▸ Exercise directions:
Each line containing the word "produttore" needs to be copied.

▸ Records for this task:
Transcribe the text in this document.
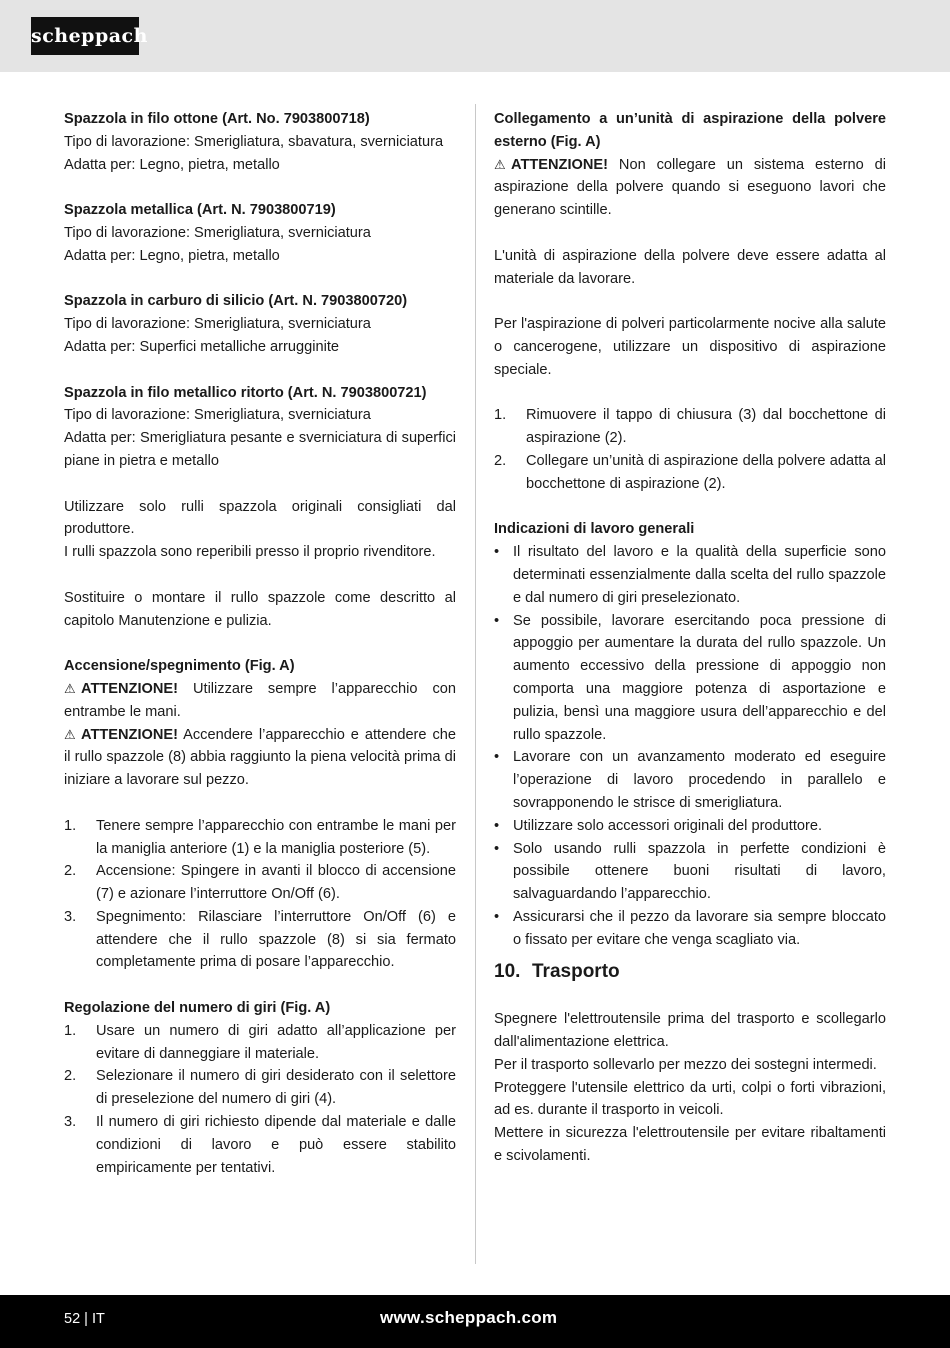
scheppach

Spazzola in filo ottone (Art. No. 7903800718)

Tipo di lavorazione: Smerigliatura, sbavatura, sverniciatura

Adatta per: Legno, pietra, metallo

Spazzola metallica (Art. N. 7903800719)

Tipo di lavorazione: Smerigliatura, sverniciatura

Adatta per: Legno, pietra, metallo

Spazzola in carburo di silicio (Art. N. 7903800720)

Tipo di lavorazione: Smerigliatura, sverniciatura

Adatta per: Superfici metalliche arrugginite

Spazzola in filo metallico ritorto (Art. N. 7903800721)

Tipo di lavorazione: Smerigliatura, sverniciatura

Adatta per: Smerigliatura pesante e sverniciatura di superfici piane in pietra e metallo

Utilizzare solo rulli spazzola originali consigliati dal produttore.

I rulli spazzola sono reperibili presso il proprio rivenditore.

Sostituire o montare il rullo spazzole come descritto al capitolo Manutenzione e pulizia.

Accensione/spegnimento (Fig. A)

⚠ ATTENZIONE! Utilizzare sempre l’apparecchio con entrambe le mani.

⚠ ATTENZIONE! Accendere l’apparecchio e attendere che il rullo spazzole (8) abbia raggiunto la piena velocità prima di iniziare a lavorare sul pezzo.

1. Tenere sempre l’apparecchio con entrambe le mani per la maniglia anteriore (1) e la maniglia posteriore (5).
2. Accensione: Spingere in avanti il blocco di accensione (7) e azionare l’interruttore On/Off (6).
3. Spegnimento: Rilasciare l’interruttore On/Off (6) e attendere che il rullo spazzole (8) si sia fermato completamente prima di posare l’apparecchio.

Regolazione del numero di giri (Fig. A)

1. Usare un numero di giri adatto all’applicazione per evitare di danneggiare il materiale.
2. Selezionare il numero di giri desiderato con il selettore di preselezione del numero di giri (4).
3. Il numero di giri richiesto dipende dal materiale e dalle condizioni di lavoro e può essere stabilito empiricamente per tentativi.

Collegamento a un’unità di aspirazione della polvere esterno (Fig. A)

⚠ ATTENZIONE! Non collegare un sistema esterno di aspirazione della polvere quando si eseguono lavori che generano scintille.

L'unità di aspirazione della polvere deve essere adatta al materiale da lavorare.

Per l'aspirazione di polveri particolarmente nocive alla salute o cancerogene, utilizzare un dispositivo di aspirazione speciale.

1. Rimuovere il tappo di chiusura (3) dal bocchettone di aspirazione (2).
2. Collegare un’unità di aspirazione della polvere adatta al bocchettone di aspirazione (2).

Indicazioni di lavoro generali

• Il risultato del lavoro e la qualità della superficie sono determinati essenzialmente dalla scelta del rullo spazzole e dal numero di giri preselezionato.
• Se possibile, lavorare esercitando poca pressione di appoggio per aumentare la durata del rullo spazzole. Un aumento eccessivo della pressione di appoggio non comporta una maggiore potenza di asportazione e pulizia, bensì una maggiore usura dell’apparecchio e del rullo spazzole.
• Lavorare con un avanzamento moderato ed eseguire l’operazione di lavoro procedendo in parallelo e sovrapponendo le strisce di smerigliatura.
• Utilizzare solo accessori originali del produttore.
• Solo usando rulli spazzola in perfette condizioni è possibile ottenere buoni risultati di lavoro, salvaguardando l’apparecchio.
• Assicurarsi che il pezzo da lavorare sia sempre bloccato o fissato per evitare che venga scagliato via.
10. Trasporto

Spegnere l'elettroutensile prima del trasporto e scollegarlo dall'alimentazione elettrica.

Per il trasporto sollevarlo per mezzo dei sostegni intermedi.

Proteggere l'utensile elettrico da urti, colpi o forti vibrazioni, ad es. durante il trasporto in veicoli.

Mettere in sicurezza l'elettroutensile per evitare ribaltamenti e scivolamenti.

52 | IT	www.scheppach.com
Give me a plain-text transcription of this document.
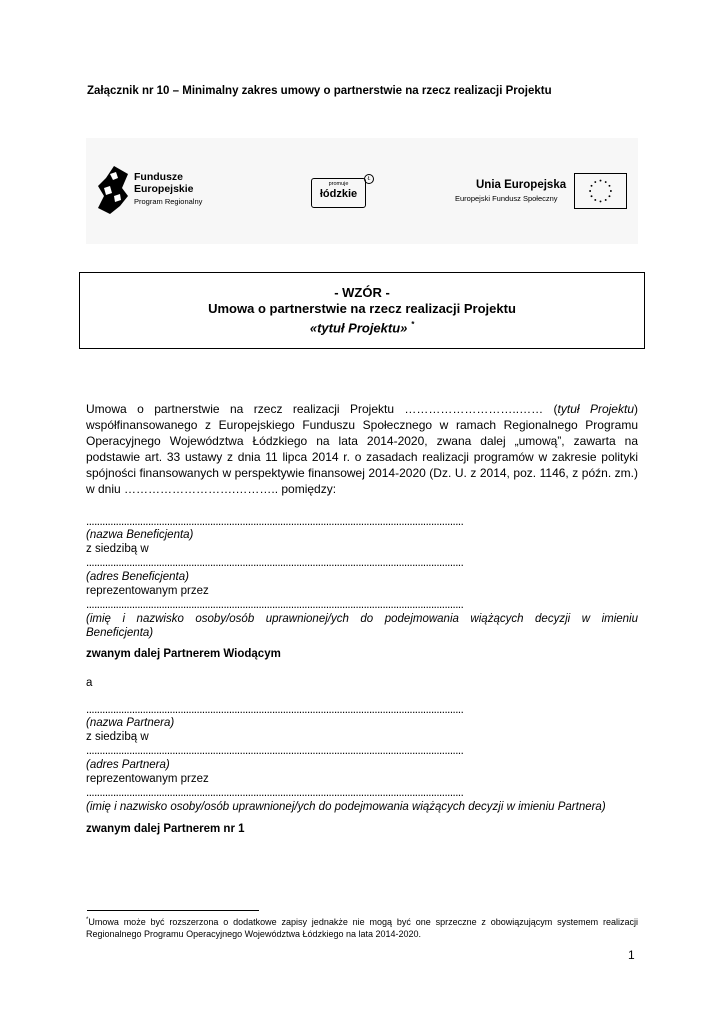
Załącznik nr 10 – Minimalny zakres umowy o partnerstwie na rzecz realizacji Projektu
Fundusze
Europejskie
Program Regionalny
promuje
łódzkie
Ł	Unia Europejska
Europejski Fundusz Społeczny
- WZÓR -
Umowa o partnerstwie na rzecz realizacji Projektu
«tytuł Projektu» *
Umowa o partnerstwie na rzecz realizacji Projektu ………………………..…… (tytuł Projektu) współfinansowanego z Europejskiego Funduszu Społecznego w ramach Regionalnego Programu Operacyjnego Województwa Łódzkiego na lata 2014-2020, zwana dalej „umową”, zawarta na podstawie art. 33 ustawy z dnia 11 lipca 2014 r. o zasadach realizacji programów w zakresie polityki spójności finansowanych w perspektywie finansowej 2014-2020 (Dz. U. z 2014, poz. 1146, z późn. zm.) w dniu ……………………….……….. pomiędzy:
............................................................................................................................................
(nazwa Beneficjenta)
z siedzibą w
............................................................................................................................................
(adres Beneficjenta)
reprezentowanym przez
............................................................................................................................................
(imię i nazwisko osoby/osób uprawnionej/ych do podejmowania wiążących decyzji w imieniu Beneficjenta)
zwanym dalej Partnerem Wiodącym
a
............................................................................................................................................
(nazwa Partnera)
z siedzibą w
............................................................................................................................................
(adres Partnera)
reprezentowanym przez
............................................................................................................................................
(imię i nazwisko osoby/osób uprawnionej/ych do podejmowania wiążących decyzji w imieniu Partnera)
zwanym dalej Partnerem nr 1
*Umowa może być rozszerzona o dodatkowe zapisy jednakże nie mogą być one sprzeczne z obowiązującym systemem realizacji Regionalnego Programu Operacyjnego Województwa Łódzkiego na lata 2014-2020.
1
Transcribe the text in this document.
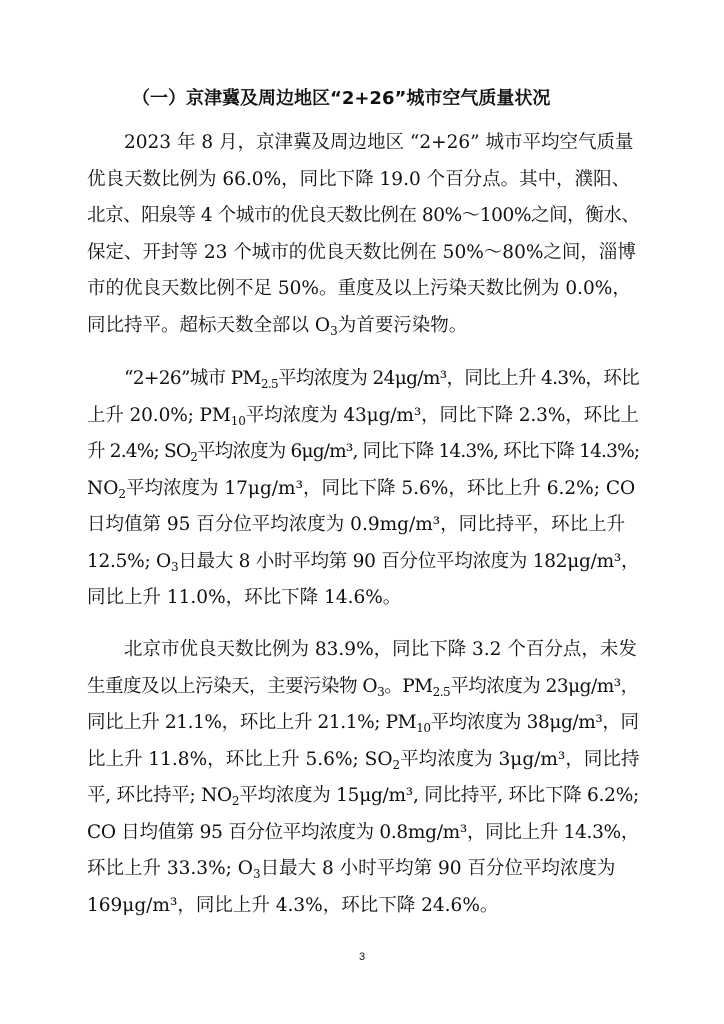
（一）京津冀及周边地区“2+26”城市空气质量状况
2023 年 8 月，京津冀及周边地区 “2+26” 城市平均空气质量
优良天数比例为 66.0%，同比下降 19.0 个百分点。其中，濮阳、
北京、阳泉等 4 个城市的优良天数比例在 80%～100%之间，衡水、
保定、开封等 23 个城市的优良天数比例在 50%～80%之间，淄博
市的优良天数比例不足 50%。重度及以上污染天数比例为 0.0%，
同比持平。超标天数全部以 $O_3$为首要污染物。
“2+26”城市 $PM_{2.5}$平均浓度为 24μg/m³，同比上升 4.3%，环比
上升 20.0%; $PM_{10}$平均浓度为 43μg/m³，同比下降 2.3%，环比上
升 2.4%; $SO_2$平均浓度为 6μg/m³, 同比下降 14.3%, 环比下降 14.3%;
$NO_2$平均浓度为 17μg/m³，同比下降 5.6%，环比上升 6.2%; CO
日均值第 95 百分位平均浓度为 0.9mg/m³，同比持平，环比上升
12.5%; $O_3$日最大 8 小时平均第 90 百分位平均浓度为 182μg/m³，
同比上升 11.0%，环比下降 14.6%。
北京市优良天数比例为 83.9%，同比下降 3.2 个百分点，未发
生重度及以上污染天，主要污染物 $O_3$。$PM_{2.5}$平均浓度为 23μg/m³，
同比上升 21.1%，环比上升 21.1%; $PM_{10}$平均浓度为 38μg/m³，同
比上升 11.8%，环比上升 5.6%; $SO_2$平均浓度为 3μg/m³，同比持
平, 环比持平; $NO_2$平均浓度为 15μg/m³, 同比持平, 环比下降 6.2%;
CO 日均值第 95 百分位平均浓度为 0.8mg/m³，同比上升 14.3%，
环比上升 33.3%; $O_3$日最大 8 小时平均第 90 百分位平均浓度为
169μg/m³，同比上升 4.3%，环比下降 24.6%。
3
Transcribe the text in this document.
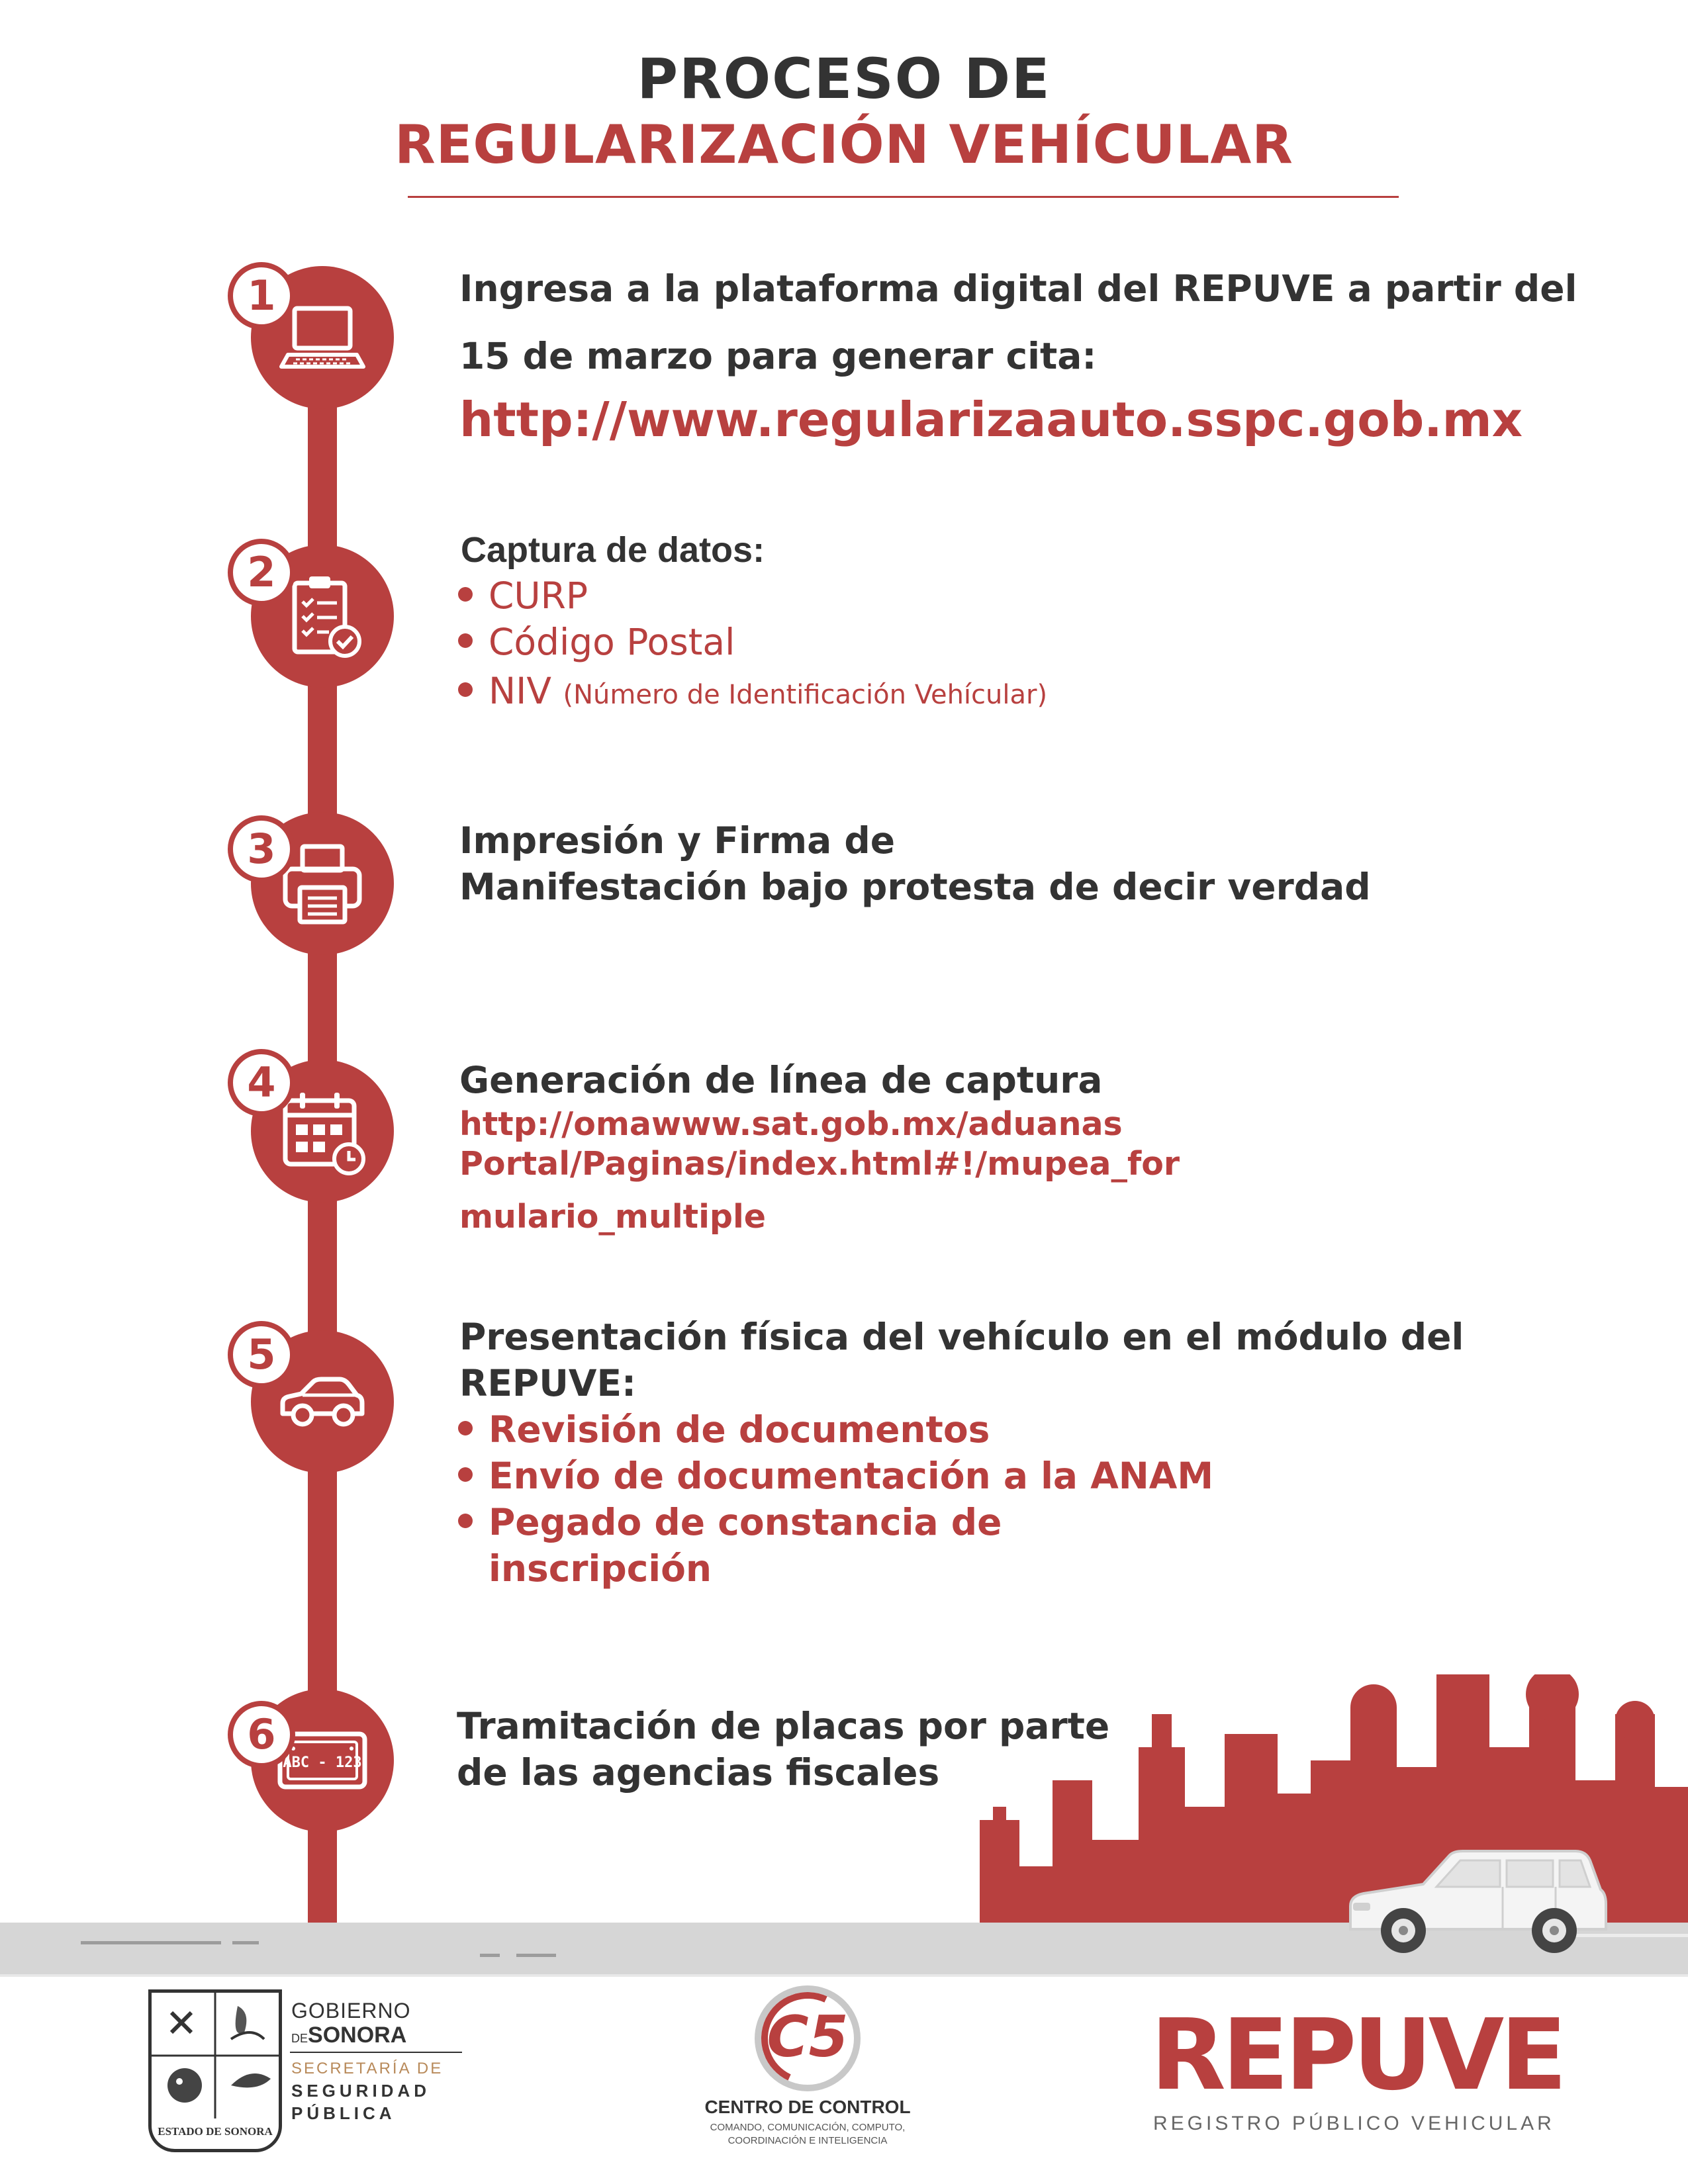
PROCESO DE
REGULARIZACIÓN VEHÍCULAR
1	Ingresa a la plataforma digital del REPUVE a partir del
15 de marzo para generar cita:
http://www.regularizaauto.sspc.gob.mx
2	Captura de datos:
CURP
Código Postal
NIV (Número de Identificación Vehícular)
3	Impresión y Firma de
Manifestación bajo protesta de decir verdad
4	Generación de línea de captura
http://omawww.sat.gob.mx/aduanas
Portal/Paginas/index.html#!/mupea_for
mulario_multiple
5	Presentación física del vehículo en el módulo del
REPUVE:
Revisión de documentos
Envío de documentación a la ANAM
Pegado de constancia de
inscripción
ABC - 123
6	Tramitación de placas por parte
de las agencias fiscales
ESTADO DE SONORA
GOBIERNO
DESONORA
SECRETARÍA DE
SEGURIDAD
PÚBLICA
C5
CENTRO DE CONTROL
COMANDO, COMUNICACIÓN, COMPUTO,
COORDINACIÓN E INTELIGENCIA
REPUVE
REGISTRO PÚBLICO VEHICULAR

▸ Answer to this problem:
Utilizzare solo rulli spazzola originali consigliati dal produttore.
• Utilizzare solo accessori originali del produttore.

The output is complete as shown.